▶ _Goal of the exercise_
Reproduce all of the data that follows, character for character.

— start Listing —

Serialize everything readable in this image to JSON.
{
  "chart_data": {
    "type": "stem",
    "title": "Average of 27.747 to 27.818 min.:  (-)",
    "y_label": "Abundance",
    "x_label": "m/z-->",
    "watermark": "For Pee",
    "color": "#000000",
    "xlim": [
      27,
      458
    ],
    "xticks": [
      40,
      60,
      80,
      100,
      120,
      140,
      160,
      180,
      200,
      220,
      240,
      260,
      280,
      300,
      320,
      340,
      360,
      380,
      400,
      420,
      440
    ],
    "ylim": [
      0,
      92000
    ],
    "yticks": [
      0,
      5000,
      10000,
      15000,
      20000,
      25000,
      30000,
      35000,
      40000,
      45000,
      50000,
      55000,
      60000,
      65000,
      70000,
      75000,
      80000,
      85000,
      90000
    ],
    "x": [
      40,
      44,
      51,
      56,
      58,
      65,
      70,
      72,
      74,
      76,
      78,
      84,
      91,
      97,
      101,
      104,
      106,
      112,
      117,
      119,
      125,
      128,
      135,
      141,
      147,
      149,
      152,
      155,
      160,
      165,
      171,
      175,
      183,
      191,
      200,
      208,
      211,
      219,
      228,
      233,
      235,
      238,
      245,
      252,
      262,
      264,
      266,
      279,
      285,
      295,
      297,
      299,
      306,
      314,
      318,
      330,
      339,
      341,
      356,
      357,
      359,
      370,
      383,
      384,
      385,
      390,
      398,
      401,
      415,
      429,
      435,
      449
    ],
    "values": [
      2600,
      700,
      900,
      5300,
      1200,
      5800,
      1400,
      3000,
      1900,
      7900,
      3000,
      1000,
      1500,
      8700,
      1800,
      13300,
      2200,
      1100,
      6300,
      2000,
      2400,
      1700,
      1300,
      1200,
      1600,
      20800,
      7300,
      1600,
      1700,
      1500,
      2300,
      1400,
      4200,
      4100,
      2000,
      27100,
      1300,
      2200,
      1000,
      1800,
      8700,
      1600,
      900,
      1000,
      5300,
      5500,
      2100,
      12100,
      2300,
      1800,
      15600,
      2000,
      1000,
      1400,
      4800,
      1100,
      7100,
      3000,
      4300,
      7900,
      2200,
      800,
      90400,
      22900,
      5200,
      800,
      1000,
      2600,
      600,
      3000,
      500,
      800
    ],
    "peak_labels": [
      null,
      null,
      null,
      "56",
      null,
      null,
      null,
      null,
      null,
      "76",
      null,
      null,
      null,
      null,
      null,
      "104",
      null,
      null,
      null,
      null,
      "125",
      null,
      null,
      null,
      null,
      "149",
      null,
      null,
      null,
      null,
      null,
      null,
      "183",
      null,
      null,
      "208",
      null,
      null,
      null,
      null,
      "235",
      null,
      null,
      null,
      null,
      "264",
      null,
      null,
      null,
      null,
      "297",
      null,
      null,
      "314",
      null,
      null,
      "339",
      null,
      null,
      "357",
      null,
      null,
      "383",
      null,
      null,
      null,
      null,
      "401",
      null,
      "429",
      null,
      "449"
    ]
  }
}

— end Listing —

▶ _Response for this exercise_
Serialize everything readable in this image to JSON.
{
  "chart_data": {
    "type": "stem",
    "title": "Average of 27.747 to 27.818 min.:  (-)",
    "y_label": "Abundance",
    "x_label": "m/z-->",
    "watermark": "For Pee",
    "color": "#000000",
    "xlim": [
      27,
      458
    ],
    "xticks": [
      40,
      60,
      80,
      100,
      120,
      140,
      160,
      180,
      200,
      220,
      240,
      260,
      280,
      300,
      320,
      340,
      360,
      380,
      400,
      420,
      440
    ],
    "ylim": [
      0,
      92000
    ],
    "yticks": [
      0,
      5000,
      10000,
      15000,
      20000,
      25000,
      30000,
      35000,
      40000,
      45000,
      50000,
      55000,
      60000,
      65000,
      70000,
      75000,
      80000,
      85000,
      90000
    ],
    "x": [
      40,
      44,
      51,
      56,
      58,
      65,
      70,
      72,
      74,
      76,
      78,
      84,
      91,
      97,
      101,
      104,
      106,
      112,
      117,
      119,
      125,
      128,
      135,
      141,
      147,
      149,
      152,
      155,
      160,
      165,
      171,
      175,
      183,
      191,
      200,
      208,
      211,
      219,
      228,
      233,
      235,
      238,
      245,
      252,
      262,
      264,
      266,
      279,
      285,
      295,
      297,
      299,
      306,
      314,
      318,
      330,
      339,
      341,
      356,
      357,
      359,
      370,
      383,
      384,
      385,
      390,
      398,
      401,
      415,
      429,
      435,
      449
    ],
    "values": [
      2600,
      700,
      900,
      5300,
      1200,
      5800,
      1400,
      3000,
      1900,
      7900,
      3000,
      1000,
      1500,
      8700,
      1800,
      13300,
      2200,
      1100,
      6300,
      2000,
      2400,
      1700,
      1300,
      1200,
      1600,
      20800,
      7300,
      1600,
      1700,
      1500,
      2300,
      1400,
      4200,
      4100,
      2000,
      27100,
      1300,
      2200,
      1000,
      1800,
      8700,
      1600,
      900,
      1000,
      5300,
      5500,
      2100,
      12100,
      2300,
      1800,
      15600,
      2000,
      1000,
      1400,
      4800,
      1100,
      7100,
      3000,
      4300,
      7900,
      2200,
      800,
      90400,
      22900,
      5200,
      800,
      1000,
      2600,
      600,
      3000,
      500,
      800
    ],
    "peak_labels": [
      null,
      null,
      null,
      "56",
      null,
      null,
      null,
      null,
      null,
      "76",
      null,
      null,
      null,
      null,
      null,
      "104",
      null,
      null,
      null,
      null,
      "125",
      null,
      null,
      null,
      null,
      "149",
      null,
      null,
      null,
      null,
      null,
      null,
      "183",
      null,
      null,
      "208",
      null,
      null,
      null,
      null,
      "235",
      null,
      null,
      null,
      null,
      "264",
      null,
      null,
      null,
      null,
      "297",
      null,
      null,
      "314",
      null,
      null,
      "339",
      null,
      null,
      "357",
      null,
      null,
      "383",
      null,
      null,
      null,
      null,
      "401",
      null,
      "429",
      null,
      "449"
    ]
  }
}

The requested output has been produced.